EX-99.(A)(1)(F) 7 d503762dex99a1f.htm SUMMARY ADVERTISEMENT Summary Advertisement

Exhibit (a)(1)(F)

This announcement is neither an offer to purchase nor a solicitation of an offer to sell shares of Vicor Corporation common stock. The Offer (as defined below) is made solely by the Offer to Purchase dated March 21, 2013, and the related Letter of Transmittal, as they may be amended or supplemented from time to time. The Offer is not being made to, nor will tenders be accepted from or on behalf of, holders of shares of Vicor Corporation common stock in any jurisdiction in which the making or acceptance of offers to sell shares would not be in compliance with the laws of that jurisdiction. In any jurisdiction in which the securities, blue sky or other laws require the Offer to be made by a licensed broker or dealer, the Offer shall be deemed to be made on behalf of Vicor Corporation by one or more registered brokers or dealers licensed under the laws of that jurisdiction.

Notice of Offer to Purchase for Cash

by

Vicor Corporation

of

Shares of its Common Stock for an Aggregate Purchase Price of $10 Million,

Up to a Maximum of 2,500,000 Shares, at a Per Share Purchase Price Not Less Than

$4.00 Per Share Nor Greater Than $5.00 Per Share in a Modified Dutch Auction

Vicor Corporation, a Delaware corporation (“Vicor” or the “Company”), is offering to purchase shares of its common stock, $0.01 par value per share (the “Common Shares”) with an aggregate purchase price of $10 million (the “Offer”), or such lesser amount of Common Shares as are properly tendered and not properly withdrawn, upon the terms and subject to the conditions set forth in the Offer to Purchase, dated March 21, 2013 (the “Offer to Purchase”), and in the related Letter of Transmittal, as they may be amended or supplemented from time to time.

--------------------

▸ **Request 1**
Summarize the summary advertisement in two sentences.
The records after this point are unrelated to the summary advertisement.

--------------------

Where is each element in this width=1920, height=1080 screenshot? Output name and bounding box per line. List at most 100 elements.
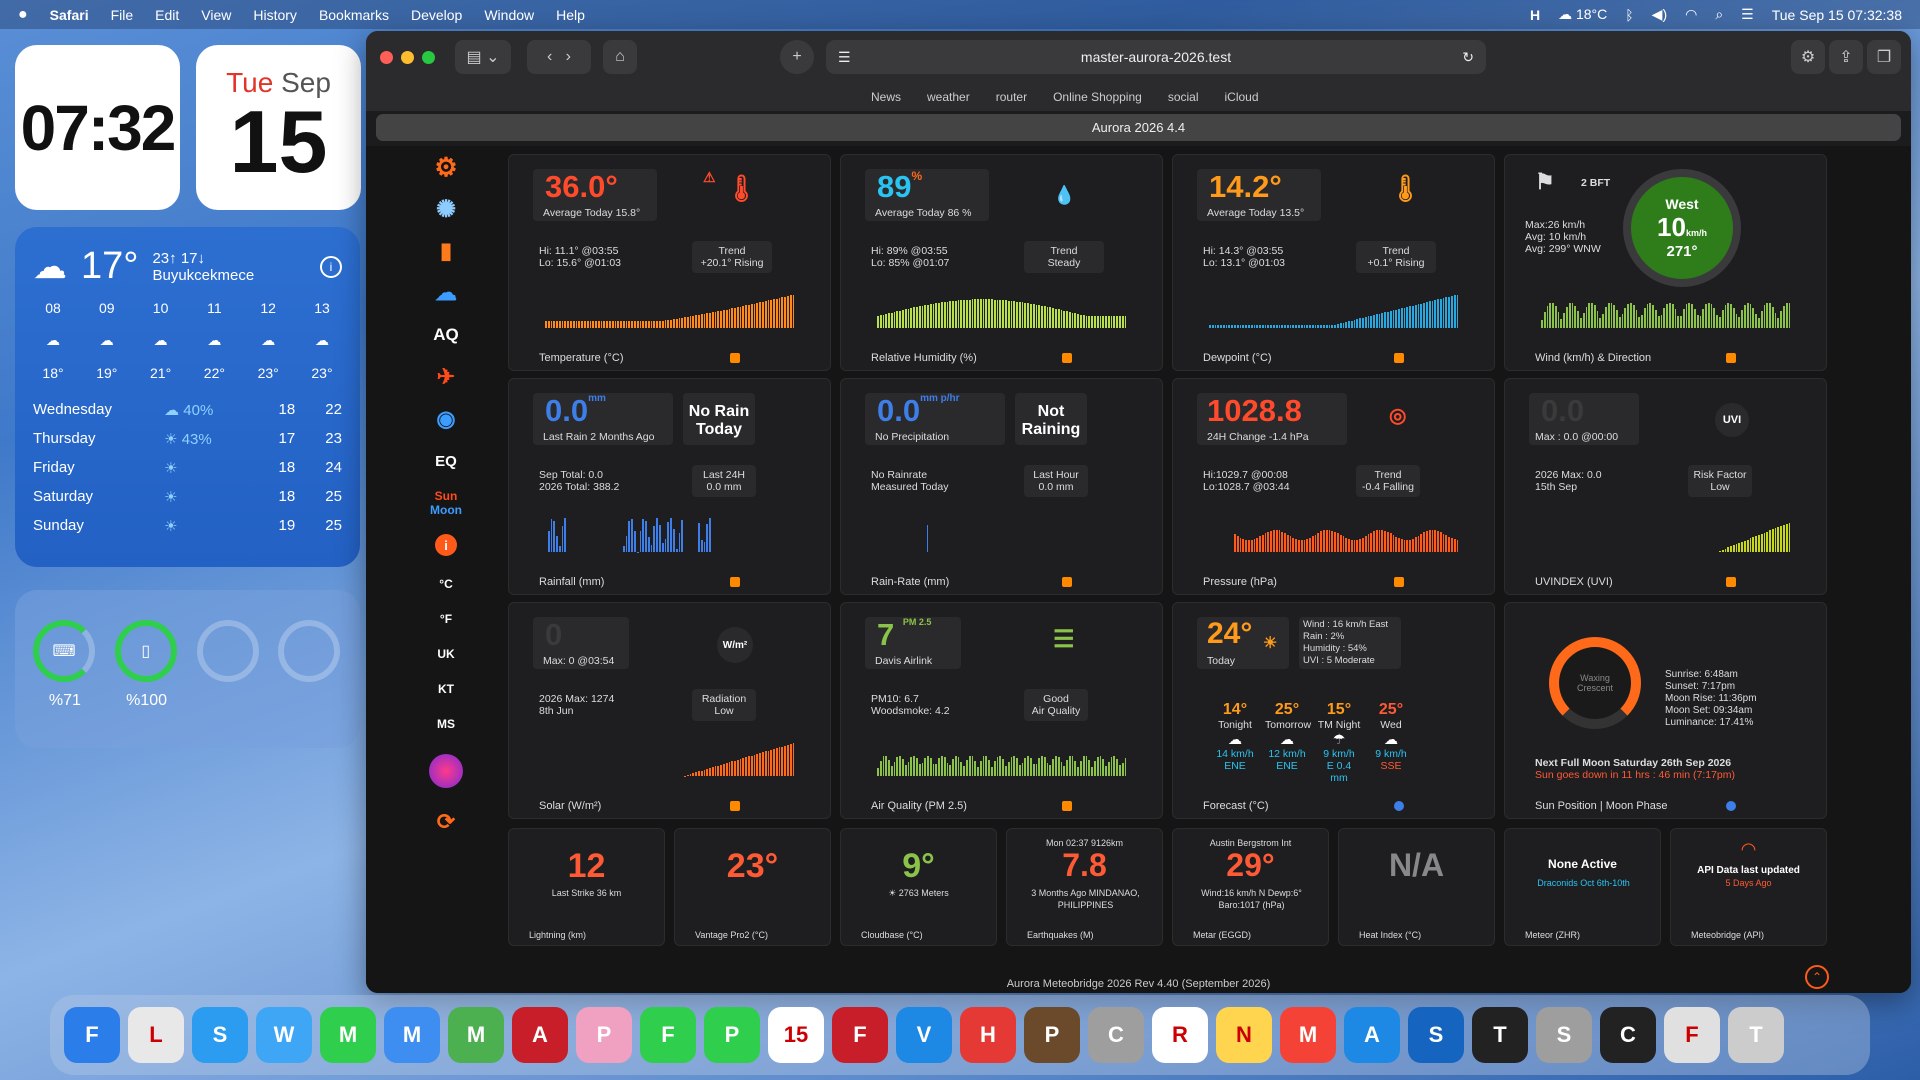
mini-metar[interactable]: Austin Bergstrom Int 29° Wind:16 km/h N De… <box>1172 828 1329 946</box>
menu-help[interactable]: Help <box>556 7 585 23</box>
wifi-icon[interactable]: ◠ <box>1685 6 1697 23</box>
clock-widget[interactable]: 07:32 <box>15 45 180 210</box>
dock-facetime-icon[interactable]: F <box>640 1007 696 1063</box>
mini-vantage[interactable]: 23° Vantage Pro2 (°C) <box>674 828 831 946</box>
plane-icon[interactable]: ✈ <box>421 356 471 398</box>
menu-develop[interactable]: Develop <box>411 7 462 23</box>
menu-bookmarks[interactable]: Bookmarks <box>319 7 389 23</box>
dock-notes-icon[interactable]: N <box>1216 1007 1272 1063</box>
volume-icon[interactable]: ◀) <box>1652 6 1667 23</box>
card-solar[interactable]: 0 Max: 0 @03:54 W/m² 2026 Max: 1274 8th … <box>508 602 831 819</box>
tab-active[interactable]: Aurora 2026 4.4 <box>376 114 1901 141</box>
close-button[interactable] <box>380 50 393 64</box>
aurora-logo[interactable] <box>421 741 471 801</box>
dock-mail-icon[interactable]: M <box>384 1007 440 1063</box>
dock-music-icon[interactable]: M <box>1280 1007 1336 1063</box>
settings-icon[interactable]: ⚙ <box>1791 40 1825 74</box>
chart-icon[interactable] <box>1062 801 1072 811</box>
bluetooth-icon[interactable]: ᛒ <box>1625 7 1633 23</box>
dock-15-icon[interactable]: 15 <box>768 1007 824 1063</box>
dock-trash-icon[interactable]: T <box>1728 1007 1784 1063</box>
chart-icon[interactable] <box>730 353 740 363</box>
h-status-icon[interactable]: H <box>1530 7 1540 23</box>
dock-messages-icon[interactable]: M <box>320 1007 376 1063</box>
card-sun-moon[interactable]: Waxing Crescent Sunrise: 6:48am Sunset: … <box>1504 602 1827 819</box>
control-center-icon[interactable]: ☰ <box>1741 6 1754 23</box>
dock-launchpad-icon[interactable]: L <box>128 1007 184 1063</box>
address-bar[interactable]: ☰ master-aurora-2026.test ↻ <box>826 40 1486 74</box>
dock-terminal-icon[interactable]: T <box>1472 1007 1528 1063</box>
info-icon[interactable]: i <box>421 524 471 566</box>
dock-photos-icon[interactable]: P <box>576 1007 632 1063</box>
card-rainfall[interactable]: 0.0mm Last Rain 2 Months Ago No Rain Tod… <box>508 378 831 595</box>
info-icon[interactable]: i <box>320 255 342 278</box>
mini-lightning[interactable]: 12 Last Strike 36 km Lightning (km) <box>508 828 665 946</box>
dock-screens-icon[interactable]: S <box>1408 1007 1464 1063</box>
chart-icon[interactable] <box>1394 353 1404 363</box>
card-wind[interactable]: ⚑ 2 BFT Max:26 km/h Avg: 10 km/h Avg: 29… <box>1504 154 1827 371</box>
weather-widget[interactable]: ☁ 17° 23↑ 17↓ Buyukcekmece i 08 ☁ 18° 09 ☁ 1… <box>15 227 360 567</box>
card-uv[interactable]: 0.0 Max : 0.0 @00:00 UVI 2026 Max: 0.0 1… <box>1504 378 1827 595</box>
dock-contacts-icon[interactable]: C <box>1088 1007 1144 1063</box>
dock-settings-icon[interactable]: S <box>1536 1007 1592 1063</box>
zoom-button[interactable] <box>422 50 435 64</box>
sun-icon[interactable]: ✺ <box>421 188 471 230</box>
mini-meteor[interactable]: None Active Draconids Oct 6th-10th Meteor … <box>1504 828 1661 946</box>
dock-phone-icon[interactable]: P <box>704 1007 760 1063</box>
dock-app-icon[interactable]: A <box>512 1007 568 1063</box>
menubar-clock[interactable]: Tue Sep 15 07:32:38 <box>1772 7 1902 23</box>
dock-h-icon[interactable]: H <box>960 1007 1016 1063</box>
unit-ms[interactable]: MS <box>421 706 471 741</box>
menu-file[interactable]: File <box>111 7 134 23</box>
menu-window[interactable]: Window <box>484 7 534 23</box>
unit-celsius[interactable]: °C <box>421 566 471 601</box>
dock-weather-icon[interactable]: W <box>256 1007 312 1063</box>
mini-meteobridge[interactable]: ◠ API Data last updated 5 Days Ago Meteobri… <box>1670 828 1827 946</box>
card-dewpoint[interactable]: 14.2° Average Today 13.5° 🌡 Hi: 14.3° @0… <box>1172 154 1495 371</box>
unit-uk[interactable]: UK <box>421 636 471 671</box>
minimize-button[interactable] <box>401 50 414 64</box>
fav-weather[interactable]: weather <box>927 90 970 104</box>
page-menu-icon[interactable]: ☰ <box>838 49 851 66</box>
menu-view[interactable]: View <box>201 7 231 23</box>
chart-icon[interactable] <box>1394 577 1404 587</box>
menu-app-safari[interactable]: Safari <box>50 7 89 23</box>
menu-edit[interactable]: Edit <box>155 7 179 23</box>
mini-cloudbase[interactable]: 9° ☀ 2763 Meters Cloudbase (°C) <box>840 828 997 946</box>
info-dot-icon[interactable] <box>1394 801 1404 811</box>
share-icon[interactable]: ⇪ <box>1829 40 1863 74</box>
apple-icon[interactable]: ● <box>18 6 28 24</box>
card-rainrate[interactable]: 0.0mm p/hr No Precipitation Not Raining … <box>840 378 1163 595</box>
weather-app-icon[interactable]: ☁ <box>421 272 471 314</box>
chart-icon[interactable]: ▮ <box>421 230 471 272</box>
chart-icon[interactable] <box>1062 577 1072 587</box>
dock-filezilla-icon[interactable]: F <box>832 1007 888 1063</box>
fav-online-shopping[interactable]: Online Shopping <box>1053 90 1142 104</box>
search-icon[interactable]: ⌕ <box>1715 6 1723 23</box>
nav-sun-moon[interactable]: Sun Moon <box>421 482 471 524</box>
dock-maps-icon[interactable]: M <box>448 1007 504 1063</box>
back-forward-buttons[interactable]: ‹ › <box>527 40 591 74</box>
fav-icloud[interactable]: iCloud <box>1225 90 1259 104</box>
unit-fahrenheit[interactable]: °F <box>421 601 471 636</box>
card-forecast[interactable]: 24° Today ☀ Wind : 16 km/h East Rain : 2… <box>1172 602 1495 819</box>
home-icon[interactable]: ⌂ <box>603 40 637 74</box>
dock-colors-icon[interactable]: C <box>1600 1007 1656 1063</box>
chart-icon[interactable] <box>1062 353 1072 363</box>
settings-gear-icon[interactable]: ⚙ <box>421 146 471 188</box>
card-humidity[interactable]: 89% Average Today 86 % 💧 Hi: 89% @03:55 … <box>840 154 1163 371</box>
dock-photo-icon[interactable]: P <box>1024 1007 1080 1063</box>
tabs-overview-icon[interactable]: ❐ <box>1867 40 1901 74</box>
dock-reminders-icon[interactable]: R <box>1152 1007 1208 1063</box>
new-tab-icon[interactable]: + <box>780 40 814 74</box>
dock-safari-icon[interactable]: S <box>192 1007 248 1063</box>
webcam-icon[interactable]: ◉ <box>421 398 471 440</box>
scroll-top-icon[interactable]: ⌃ <box>1805 965 1829 989</box>
card-air-quality[interactable]: 7 PM 2.5 Davis Airlink ☰ PM10: 6.7 Woods… <box>840 602 1163 819</box>
dock-files-icon[interactable]: F <box>1664 1007 1720 1063</box>
date-widget[interactable]: Tue Sep 15 <box>196 45 361 210</box>
nav-aq[interactable]: AQ <box>421 314 471 356</box>
nav-eq[interactable]: EQ <box>421 440 471 482</box>
refresh-icon[interactable]: ⟳ <box>421 801 471 843</box>
dock-finder-icon[interactable]: F <box>64 1007 120 1063</box>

--------------------

▸ **Request 2**
In the records, rewrite the stretch from the line containing "mini-metar[interactable]: Austin Bergstrom" through the line containing "menu-bookmarks[interactable]: Bookmarks <box>319", changing "interactable" to "clickable" and leaving everything else unchanged. Give only those lines.

▸ **Expected answer 1**
Vicor Corporation, a Delaware corporation, is offering to purchase shares of its common stock for an aggregate purchase price of $10 million, up to a maximum of 2,500,000 shares, at a per-share price of not less than $4.00 and not greater than $5.00 in a modified Dutch auction. The announcement states that it is neither an offer to purchase nor a solicitation of an offer to sell, and that the offer is made solely by the Offer to Purchase dated March 21, 2013, and the related Letter of Transmittal.

▸ **Expected answer 2**
mini-metar[clickable]: Austin Bergstrom Int 29° Wind:16 km/h N De… <box>1172 828 1329 946</box>
menu-help[clickable]: Help <box>556 7 585 23</box>
wifi-icon[clickable]: ◠ <box>1685 6 1697 23</box>
clock-widget[clickable]: 07:32 <box>15 45 180 210</box>
dock-facetime-icon[clickable]: F <box>640 1007 696 1063</box>
mini-vantage[clickable]: 23° Vantage Pro2 (°C) <box>674 828 831 946</box>
plane-icon[clickable]: ✈ <box>421 356 471 398</box>
menu-develop[clickable]: Develop <box>411 7 462 23</box>
menu-bookmarks[clickable]: Bookmarks <box>319 7 389 23</box>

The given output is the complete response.